:: Directions ::
In this exercise, return the whole listing exactly, excluding any images.

(Collected data entries)
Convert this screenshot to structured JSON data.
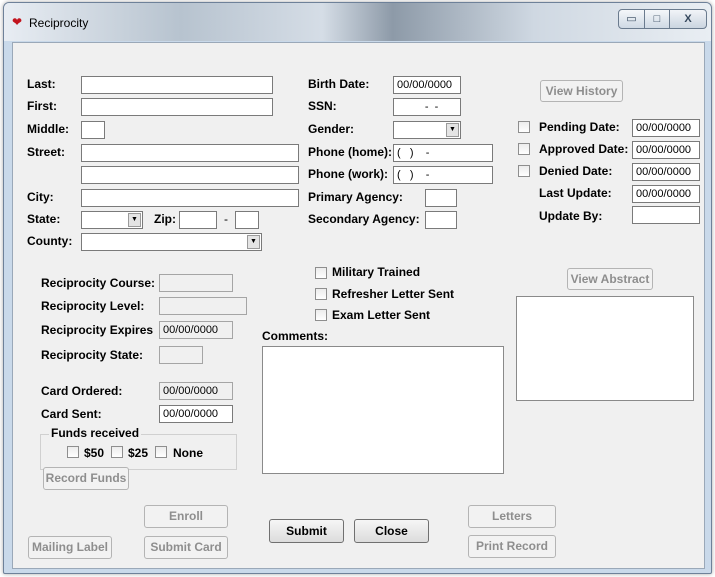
{
  "window": {
    "title": "Reciprocity",
    "icon": "heart-icon",
    "caption_buttons": {
      "minimize": "▭",
      "maximize": "□",
      "close": "X"
    }
  },
  "personal": {
    "last_label": "Last:",
    "first_label": "First:",
    "middle_label": "Middle:",
    "street_label": "Street:",
    "city_label": "City:",
    "state_label": "State:",
    "zip_label": "Zip:",
    "zip_separator": "-",
    "county_label": "County:",
    "birth_date_label": "Birth Date:",
    "birth_date_value": "00/00/0000",
    "ssn_label": "SSN:",
    "ssn_value": "  -  -",
    "gender_label": "Gender:",
    "phone_home_label": "Phone (home):",
    "phone_home_value": "(   )    -",
    "phone_work_label": "Phone (work):",
    "phone_work_value": "(   )    -",
    "primary_agency_label": "Primary Agency:",
    "secondary_agency_label": "Secondary  Agency:"
  },
  "status": {
    "view_history_label": "View History",
    "pending_label": "Pending Date:",
    "pending_value": "00/00/0000",
    "approved_label": "Approved Date:",
    "approved_value": "00/00/0000",
    "denied_label": "Denied Date:",
    "denied_value": "00/00/0000",
    "last_update_label": "Last Update:",
    "last_update_value": "00/00/0000",
    "update_by_label": "Update By:"
  },
  "reciprocity": {
    "course_label": "Reciprocity Course:",
    "level_label": "Reciprocity Level:",
    "expires_label": "Reciprocity Expires",
    "expires_value": "00/00/0000",
    "state_label": "Reciprocity State:"
  },
  "flags": {
    "military_label": "Military Trained",
    "refresher_label": "Refresher Letter Sent",
    "exam_label": "Exam Letter Sent"
  },
  "comments_label": "Comments:",
  "view_abstract_label": "View Abstract",
  "card": {
    "ordered_label": "Card Ordered:",
    "ordered_value": "00/00/0000",
    "sent_label": "Card Sent:",
    "sent_value": "00/00/0000"
  },
  "funds": {
    "title": "Funds received",
    "opt_50": "$50",
    "opt_25": "$25",
    "opt_none": "None",
    "record_label": "Record Funds"
  },
  "buttons": {
    "enroll": "Enroll",
    "mailing_label": "Mailing Label",
    "submit_card": "Submit Card",
    "submit": "Submit",
    "close": "Close",
    "letters": "Letters",
    "print_record": "Print Record"
  }
}
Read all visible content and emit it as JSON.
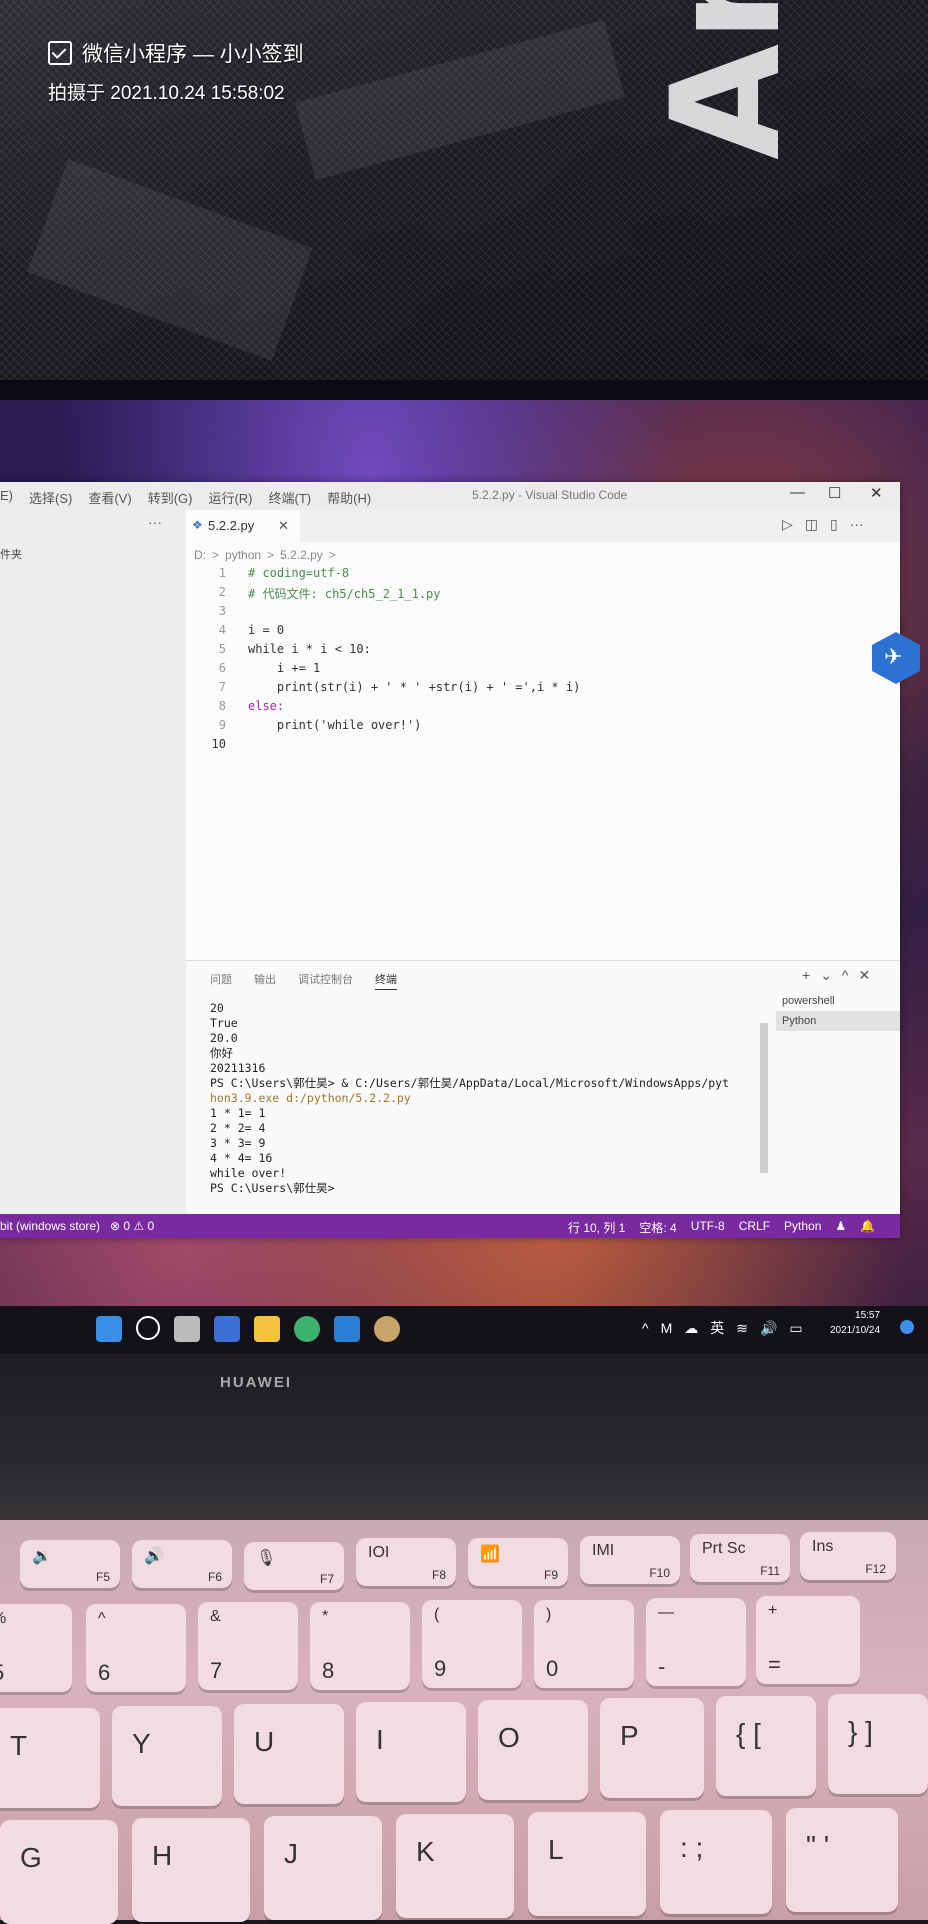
{
  "overlay": {
    "app_line": "微信小程序 — 小小签到",
    "taken_line": "拍摄于 2021.10.24 15:58:02"
  },
  "vscode": {
    "menu": [
      "E)",
      "选择(S)",
      "查看(V)",
      "转到(G)",
      "运行(R)",
      "终端(T)",
      "帮助(H)"
    ],
    "window_title": "5.2.2.py - Visual Studio Code",
    "sidebar_label": "件夹",
    "tab_label": "5.2.2.py",
    "breadcrumb": [
      "D:",
      ">",
      "python",
      ">",
      "5.2.2.py",
      ">"
    ],
    "code_lines": [
      {
        "n": "1",
        "t": "# coding=utf-8"
      },
      {
        "n": "2",
        "t": "# 代码文件: ch5/ch5_2_1_1.py"
      },
      {
        "n": "3",
        "t": ""
      },
      {
        "n": "4",
        "t": "i = 0"
      },
      {
        "n": "5",
        "t": "while i * i < 10:"
      },
      {
        "n": "6",
        "t": "    i += 1"
      },
      {
        "n": "7",
        "t": "    print(str(i) + ' * ' +str(i) + ' =',i * i)"
      },
      {
        "n": "8",
        "t": "else:"
      },
      {
        "n": "9",
        "t": "    print('while over!')"
      },
      {
        "n": "10",
        "t": ""
      }
    ],
    "panel_tabs": [
      "问题",
      "输出",
      "调试控制台",
      "终端"
    ],
    "terminal_lines": [
      "20",
      "True",
      "20.0",
      "你好",
      "20211316",
      "PS C:\\Users\\郭仕昊> & C:/Users/郭仕昊/AppData/Local/Microsoft/WindowsApps/pyt",
      "hon3.9.exe d:/python/5.2.2.py",
      "1 * 1= 1",
      "2 * 2= 4",
      "3 * 3= 9",
      "4 * 4= 16",
      "while over!",
      "PS C:\\Users\\郭仕昊> "
    ],
    "terminal_list": [
      "powershell",
      "Python"
    ],
    "status_left": "bit (windows store)",
    "status_errors": "⊗ 0 ⚠ 0",
    "status_right": [
      "行 10, 列 1",
      "空格: 4",
      "UTF-8",
      "CRLF",
      "Python"
    ]
  },
  "taskbar": {
    "ime": "英",
    "time": "15:57",
    "date": "2021/10/24"
  },
  "laptop": {
    "brand": "HUAWEI"
  },
  "keyboard": {
    "frow": [
      {
        "top": "🔉",
        "fn": "F5"
      },
      {
        "top": "🔊",
        "fn": "F6"
      },
      {
        "top": "🎙",
        "fn": "F7"
      },
      {
        "top": "IOI",
        "fn": "F8"
      },
      {
        "top": "📶",
        "fn": "F9"
      },
      {
        "top": "IMI",
        "fn": "F10"
      },
      {
        "top": "Prt Sc",
        "fn": "F11"
      },
      {
        "top": "Ins",
        "fn": "F12"
      }
    ],
    "num": [
      {
        "top": "%",
        "bot": "5"
      },
      {
        "top": "^",
        "bot": "6"
      },
      {
        "top": "&",
        "bot": "7"
      },
      {
        "top": "*",
        "bot": "8"
      },
      {
        "top": "(",
        "bot": "9"
      },
      {
        "top": ")",
        "bot": "0"
      },
      {
        "top": "—",
        "bot": "-"
      },
      {
        "top": "+",
        "bot": "="
      }
    ],
    "row2": [
      "T",
      "Y",
      "U",
      "I",
      "O",
      "P",
      "{ [",
      "} ]"
    ],
    "row3": [
      "G",
      "H",
      "J",
      "K",
      "L",
      ": ;",
      "\" '"
    ]
  }
}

:: Full solution ::
Convert this screenshot to structured JSON data.
{
  "window": {
    "title": "Reciprocity",
    "icon": "heart-icon",
    "caption_buttons": {
      "minimize": "▭",
      "maximize": "□",
      "close": "X"
    }
  },
  "personal": {
    "last_label": "Last:",
    "first_label": "First:",
    "middle_label": "Middle:",
    "street_label": "Street:",
    "city_label": "City:",
    "state_label": "State:",
    "zip_label": "Zip:",
    "zip_separator": "-",
    "county_label": "County:",
    "birth_date_label": "Birth Date:",
    "birth_date_value": "00/00/0000",
    "ssn_label": "SSN:",
    "ssn_value": "  -  -",
    "gender_label": "Gender:",
    "phone_home_label": "Phone (home):",
    "phone_home_value": "(   )    -",
    "phone_work_label": "Phone (work):",
    "phone_work_value": "(   )    -",
    "primary_agency_label": "Primary Agency:",
    "secondary_agency_label": "Secondary  Agency:"
  },
  "status": {
    "view_history_label": "View History",
    "pending_label": "Pending Date:",
    "pending_value": "00/00/0000",
    "approved_label": "Approved Date:",
    "approved_value": "00/00/0000",
    "denied_label": "Denied Date:",
    "denied_value": "00/00/0000",
    "last_update_label": "Last Update:",
    "last_update_value": "00/00/0000",
    "update_by_label": "Update By:"
  },
  "reciprocity": {
    "course_label": "Reciprocity Course:",
    "level_label": "Reciprocity Level:",
    "expires_label": "Reciprocity Expires",
    "expires_value": "00/00/0000",
    "state_label": "Reciprocity State:"
  },
  "flags": {
    "military_label": "Military Trained",
    "refresher_label": "Refresher Letter Sent",
    "exam_label": "Exam Letter Sent"
  },
  "comments_label": "Comments:",
  "view_abstract_label": "View Abstract",
  "card": {
    "ordered_label": "Card Ordered:",
    "ordered_value": "00/00/0000",
    "sent_label": "Card Sent:",
    "sent_value": "00/00/0000"
  },
  "funds": {
    "title": "Funds received",
    "opt_50": "$50",
    "opt_25": "$25",
    "opt_none": "None",
    "record_label": "Record Funds"
  },
  "buttons": {
    "enroll": "Enroll",
    "mailing_label": "Mailing Label",
    "submit_card": "Submit Card",
    "submit": "Submit",
    "close": "Close",
    "letters": "Letters",
    "print_record": "Print Record"
  }
}
Read all visible content and emit it as JSON.
{
  "overlay": {
    "app_line": "微信小程序 — 小小签到",
    "taken_line": "拍摄于 2021.10.24 15:58:02"
  },
  "vscode": {
    "menu": [
      "E)",
      "选择(S)",
      "查看(V)",
      "转到(G)",
      "运行(R)",
      "终端(T)",
      "帮助(H)"
    ],
    "window_title": "5.2.2.py - Visual Studio Code",
    "sidebar_label": "件夹",
    "tab_label": "5.2.2.py",
    "breadcrumb": [
      "D:",
      ">",
      "python",
      ">",
      "5.2.2.py",
      ">"
    ],
    "code_lines": [
      {
        "n": "1",
        "t": "# coding=utf-8"
      },
      {
        "n": "2",
        "t": "# 代码文件: ch5/ch5_2_1_1.py"
      },
      {
        "n": "3",
        "t": ""
      },
      {
        "n": "4",
        "t": "i = 0"
      },
      {
        "n": "5",
        "t": "while i * i < 10:"
      },
      {
        "n": "6",
        "t": "    i += 1"
      },
      {
        "n": "7",
        "t": "    print(str(i) + ' * ' +str(i) + ' =',i * i)"
      },
      {
        "n": "8",
        "t": "else:"
      },
      {
        "n": "9",
        "t": "    print('while over!')"
      },
      {
        "n": "10",
        "t": ""
      }
    ],
    "panel_tabs": [
      "问题",
      "输出",
      "调试控制台",
      "终端"
    ],
    "terminal_lines": [
      "20",
      "True",
      "20.0",
      "你好",
      "20211316",
      "PS C:\\Users\\郭仕昊> & C:/Users/郭仕昊/AppData/Local/Microsoft/WindowsApps/pyt",
      "hon3.9.exe d:/python/5.2.2.py",
      "1 * 1= 1",
      "2 * 2= 4",
      "3 * 3= 9",
      "4 * 4= 16",
      "while over!",
      "PS C:\\Users\\郭仕昊> "
    ],
    "terminal_list": [
      "powershell",
      "Python"
    ],
    "status_left": "bit (windows store)",
    "status_errors": "⊗ 0 ⚠ 0",
    "status_right": [
      "行 10, 列 1",
      "空格: 4",
      "UTF-8",
      "CRLF",
      "Python"
    ]
  },
  "taskbar": {
    "ime": "英",
    "time": "15:57",
    "date": "2021/10/24"
  },
  "laptop": {
    "brand": "HUAWEI"
  },
  "keyboard": {
    "frow": [
      {
        "top": "🔉",
        "fn": "F5"
      },
      {
        "top": "🔊",
        "fn": "F6"
      },
      {
        "top": "🎙",
        "fn": "F7"
      },
      {
        "top": "IOI",
        "fn": "F8"
      },
      {
        "top": "📶",
        "fn": "F9"
      },
      {
        "top": "IMI",
        "fn": "F10"
      },
      {
        "top": "Prt Sc",
        "fn": "F11"
      },
      {
        "top": "Ins",
        "fn": "F12"
      }
    ],
    "num": [
      {
        "top": "%",
        "bot": "5"
      },
      {
        "top": "^",
        "bot": "6"
      },
      {
        "top": "&",
        "bot": "7"
      },
      {
        "top": "*",
        "bot": "8"
      },
      {
        "top": "(",
        "bot": "9"
      },
      {
        "top": ")",
        "bot": "0"
      },
      {
        "top": "—",
        "bot": "-"
      },
      {
        "top": "+",
        "bot": "="
      }
    ],
    "row2": [
      "T",
      "Y",
      "U",
      "I",
      "O",
      "P",
      "{ [",
      "} ]"
    ],
    "row3": [
      "G",
      "H",
      "J",
      "K",
      "L",
      ": ;",
      "\" '"
    ]
  }
}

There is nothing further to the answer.